### Data to use
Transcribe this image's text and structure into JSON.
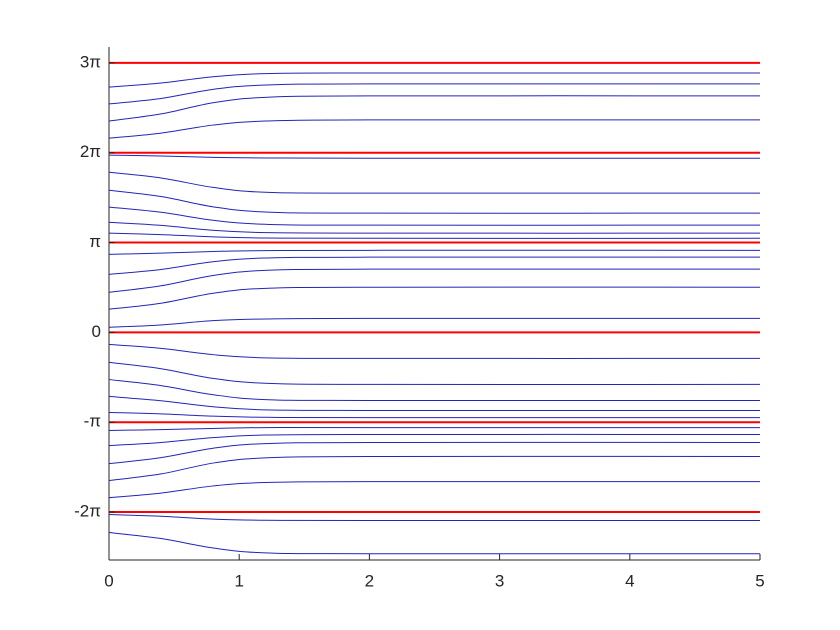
{
  "chart_data": {
    "type": "line",
    "x": [
      0,
      0.4,
      0.8,
      1.2,
      2,
      5
    ],
    "xlim": [
      0,
      5
    ],
    "xticks": [
      0,
      1,
      2,
      3,
      4,
      5
    ],
    "ylim": [
      -7.96,
      9.98
    ],
    "yticks": [
      {
        "value": -6.28318531,
        "label": "-2π"
      },
      {
        "value": -3.14159265,
        "label": "-π"
      },
      0,
      {
        "value": 3.14159265,
        "label": "π"
      },
      {
        "value": 6.28318531,
        "label": "2π"
      },
      {
        "value": 9.42477796,
        "label": "3π"
      }
    ],
    "series": [
      {
        "color": "#2424b8",
        "values": [
          8.58,
          8.72,
          8.94,
          9.05,
          9.07,
          9.07
        ]
      },
      {
        "color": "#2424b8",
        "values": [
          7.99,
          8.18,
          8.5,
          8.65,
          8.69,
          8.69
        ]
      },
      {
        "color": "#2424b8",
        "values": [
          7.39,
          7.64,
          8.03,
          8.22,
          8.27,
          8.27
        ]
      },
      {
        "color": "#2424b8",
        "values": [
          6.79,
          6.97,
          7.25,
          7.39,
          7.43,
          7.43
        ]
      },
      {
        "color": "#2424b8",
        "values": [
          6.2,
          6.17,
          6.12,
          6.1,
          6.09,
          6.09
        ]
      },
      {
        "color": "#2424b8",
        "values": [
          5.6,
          5.4,
          5.07,
          4.9,
          4.87,
          4.87
        ]
      },
      {
        "color": "#2424b8",
        "values": [
          4.97,
          4.75,
          4.39,
          4.21,
          4.17,
          4.17
        ]
      },
      {
        "color": "#2424b8",
        "values": [
          4.38,
          4.2,
          3.92,
          3.78,
          3.75,
          3.75
        ]
      },
      {
        "color": "#2424b8",
        "values": [
          3.85,
          3.74,
          3.57,
          3.49,
          3.47,
          3.47
        ]
      },
      {
        "color": "#2424b8",
        "values": [
          3.47,
          3.42,
          3.34,
          3.3,
          3.29,
          3.29
        ]
      },
      {
        "color": "#2424b8",
        "values": [
          2.73,
          2.77,
          2.83,
          2.86,
          2.87,
          2.87
        ]
      },
      {
        "color": "#2424b8",
        "values": [
          2.03,
          2.2,
          2.47,
          2.6,
          2.63,
          2.63
        ]
      },
      {
        "color": "#2424b8",
        "values": [
          1.4,
          1.63,
          1.99,
          2.17,
          2.21,
          2.21
        ]
      },
      {
        "color": "#2424b8",
        "values": [
          0.81,
          1.02,
          1.37,
          1.54,
          1.58,
          1.58
        ]
      },
      {
        "color": "#2424b8",
        "values": [
          0.18,
          0.26,
          0.41,
          0.47,
          0.49,
          0.49
        ]
      },
      {
        "color": "#2424b8",
        "values": [
          -0.42,
          -0.56,
          -0.78,
          -0.89,
          -0.91,
          -0.91
        ]
      },
      {
        "color": "#2424b8",
        "values": [
          -1.05,
          -1.27,
          -1.61,
          -1.78,
          -1.82,
          -1.82
        ]
      },
      {
        "color": "#2424b8",
        "values": [
          -1.65,
          -1.86,
          -2.18,
          -2.35,
          -2.38,
          -2.38
        ]
      },
      {
        "color": "#2424b8",
        "values": [
          -2.24,
          -2.39,
          -2.6,
          -2.71,
          -2.73,
          -2.73
        ]
      },
      {
        "color": "#2424b8",
        "values": [
          -2.8,
          -2.85,
          -2.93,
          -2.97,
          -2.98,
          -2.98
        ]
      },
      {
        "color": "#2424b8",
        "values": [
          -3.43,
          -3.4,
          -3.36,
          -3.33,
          -3.33,
          -3.33
        ]
      },
      {
        "color": "#2424b8",
        "values": [
          -3.96,
          -3.85,
          -3.68,
          -3.59,
          -3.57,
          -3.57
        ]
      },
      {
        "color": "#2424b8",
        "values": [
          -4.59,
          -4.38,
          -4.05,
          -3.89,
          -3.85,
          -3.85
        ]
      },
      {
        "color": "#2424b8",
        "values": [
          -5.18,
          -4.95,
          -4.57,
          -4.39,
          -4.34,
          -4.34
        ]
      },
      {
        "color": "#2424b8",
        "values": [
          -5.78,
          -5.62,
          -5.37,
          -5.25,
          -5.22,
          -5.22
        ]
      },
      {
        "color": "#2424b8",
        "values": [
          -6.37,
          -6.43,
          -6.53,
          -6.57,
          -6.58,
          -6.58
        ]
      },
      {
        "color": "#2424b8",
        "values": [
          -7.0,
          -7.21,
          -7.54,
          -7.71,
          -7.74,
          -7.74
        ]
      },
      {
        "color": "#ff0000",
        "values": [
          9.42477796,
          9.42477796,
          9.42477796,
          9.42477796,
          9.42477796,
          9.42477796
        ]
      },
      {
        "color": "#ff0000",
        "values": [
          6.28318531,
          6.28318531,
          6.28318531,
          6.28318531,
          6.28318531,
          6.28318531
        ]
      },
      {
        "color": "#ff0000",
        "values": [
          3.14159265,
          3.14159265,
          3.14159265,
          3.14159265,
          3.14159265,
          3.14159265
        ]
      },
      {
        "color": "#ff0000",
        "values": [
          0,
          0,
          0,
          0,
          0,
          0
        ]
      },
      {
        "color": "#ff0000",
        "values": [
          -3.14159265,
          -3.14159265,
          -3.14159265,
          -3.14159265,
          -3.14159265,
          -3.14159265
        ]
      },
      {
        "color": "#ff0000",
        "values": [
          -6.28318531,
          -6.28318531,
          -6.28318531,
          -6.28318531,
          -6.28318531,
          -6.28318531
        ]
      }
    ]
  }
}
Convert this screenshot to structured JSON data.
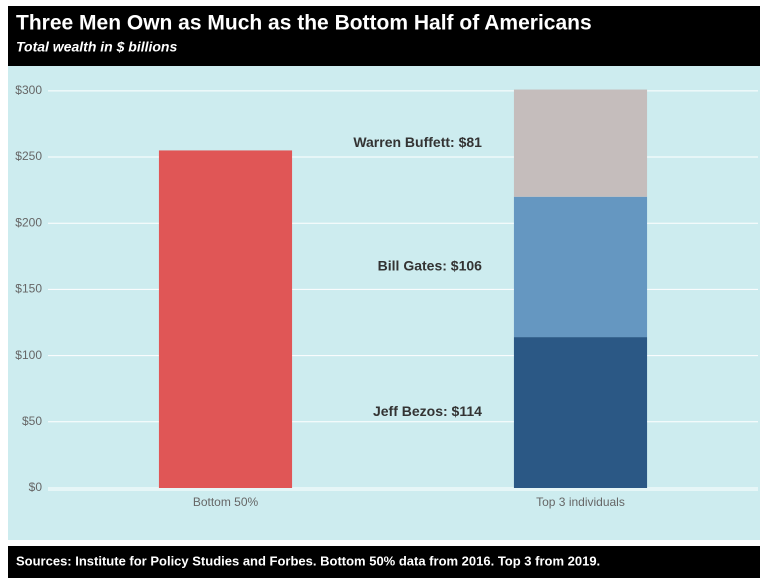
{
  "chart_data": {
    "type": "stacked_bar",
    "title": "Three Men Own as Much as the Bottom Half of Americans",
    "subtitle": "Total wealth in $ billions",
    "source": "Sources: Institute for Policy Studies and Forbes. Bottom 50% data from 2016. Top 3 from 2019.",
    "categories": [
      "Bottom 50%",
      "Top 3 individuals"
    ],
    "series": [
      {
        "color": "#e05656",
        "values": [
          255,
          null
        ]
      },
      {
        "color": "#2b5885",
        "values": [
          null,
          114
        ],
        "value_labels": [
          null,
          "Jeff Bezos: $114"
        ]
      },
      {
        "color": "#6597c1",
        "values": [
          null,
          106
        ],
        "value_labels": [
          null,
          "Bill Gates: $106"
        ]
      },
      {
        "color": "#c5bdbc",
        "values": [
          null,
          81
        ],
        "value_labels": [
          null,
          "Warren Buffett: $81"
        ]
      }
    ],
    "ylim": [
      0,
      315
    ],
    "yticks": [
      {
        "value": 0,
        "label": "$0"
      },
      {
        "value": 50,
        "label": "$50"
      },
      {
        "value": 100,
        "label": "$100"
      },
      {
        "value": 150,
        "label": "$150"
      },
      {
        "value": 200,
        "label": "$200"
      },
      {
        "value": 250,
        "label": "$250"
      },
      {
        "value": 300,
        "label": "$300"
      }
    ],
    "grid": true
  }
}
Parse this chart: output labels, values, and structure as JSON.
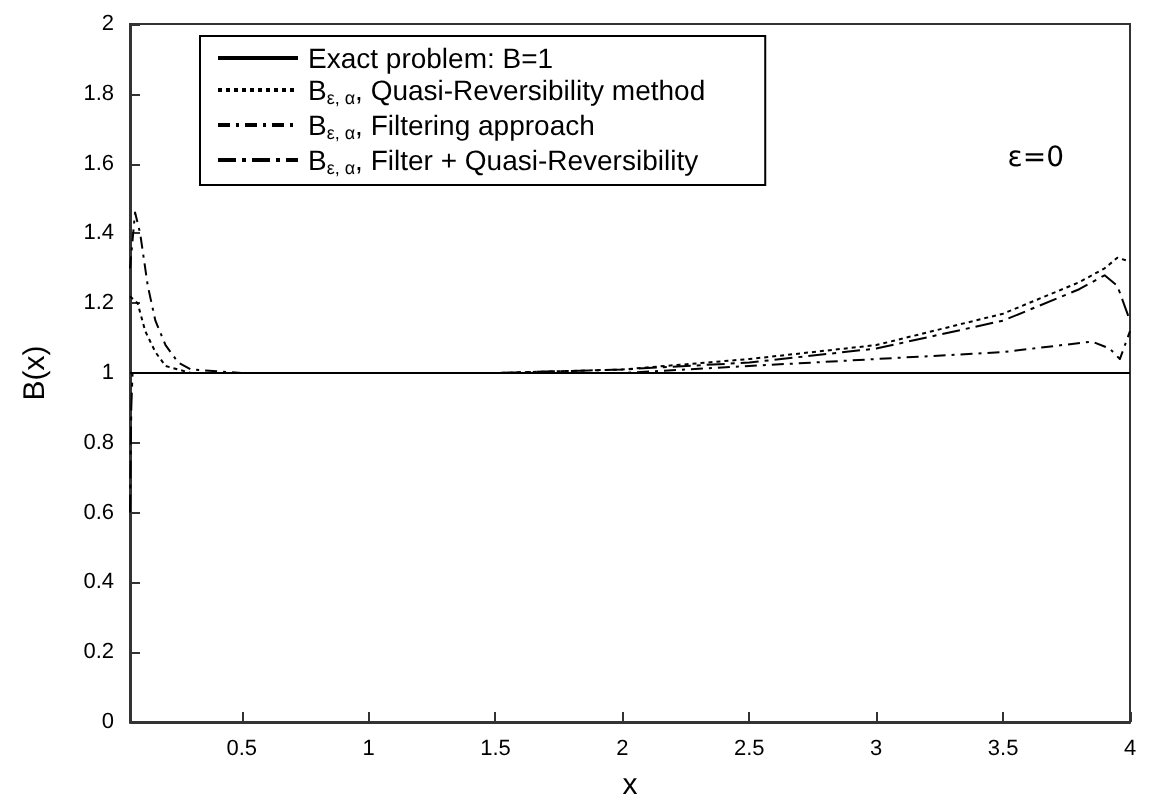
{
  "chart_data": {
    "type": "line",
    "xlabel": "x",
    "ylabel": "B(x)",
    "xlim": [
      0.06,
      4
    ],
    "ylim": [
      0,
      2
    ],
    "xticks": [
      0.5,
      1,
      1.5,
      2,
      2.5,
      3,
      3.5,
      4
    ],
    "yticks": [
      0,
      0.2,
      0.4,
      0.6,
      0.8,
      1,
      1.2,
      1.4,
      1.6,
      1.8,
      2
    ],
    "legend": "top left",
    "grid": false,
    "marker": "none",
    "annotations": [
      "ε=0"
    ],
    "series": [
      {
        "name": "Exact problem: B=1",
        "color": "#000000",
        "line_style": "solid",
        "x": [
          0.06,
          4
        ],
        "values": [
          1,
          1
        ]
      },
      {
        "name": "B$_{ε, α}$, Quasi-Reversibility method",
        "color": "#000000",
        "line_style": "dotted",
        "x": [
          0.06,
          0.09,
          0.12,
          0.16,
          0.2,
          0.25,
          0.3,
          0.5,
          1,
          1.5,
          2,
          2.5,
          3,
          3.5,
          3.8,
          3.9,
          3.95,
          4
        ],
        "values": [
          1.22,
          1.2,
          1.12,
          1.06,
          1.02,
          1.01,
          1,
          1,
          1,
          1,
          1.01,
          1.04,
          1.08,
          1.17,
          1.26,
          1.3,
          1.33,
          1.32
        ]
      },
      {
        "name": "B$_{ε, α}$, Filtering approach",
        "color": "#000000",
        "line_style": "dashed",
        "x": [
          0.06,
          0.08,
          0.1,
          0.13,
          0.16,
          0.2,
          0.25,
          0.3,
          0.5,
          1,
          1.5,
          2,
          2.5,
          3,
          3.5,
          3.85,
          3.92,
          3.96,
          4
        ],
        "values": [
          1.3,
          1.46,
          1.4,
          1.25,
          1.15,
          1.08,
          1.03,
          1.01,
          1,
          1,
          1,
          1,
          1.02,
          1.04,
          1.06,
          1.09,
          1.07,
          1.04,
          1.12
        ]
      },
      {
        "name": "B$_{ε, α}$, Filter + Quasi-Reversibility",
        "color": "#000000",
        "line_style": "dashdot",
        "x": [
          0.06,
          0.065,
          0.07,
          0.1,
          0.5,
          1,
          1.5,
          2,
          2.5,
          3,
          3.5,
          3.8,
          3.9,
          3.95,
          4
        ],
        "values": [
          0.6,
          0.9,
          1,
          1,
          1,
          1,
          1,
          1.01,
          1.03,
          1.07,
          1.15,
          1.24,
          1.28,
          1.25,
          1.15
        ]
      }
    ]
  }
}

### Task statement
All lines of the data above that include the word "JSON" must be shown.

### Exercise result
Transcribe this image's text and structure into JSON.
Convert this screenshot to structured JSON data.
Parse this chart: output labels, values, and structure as JSON.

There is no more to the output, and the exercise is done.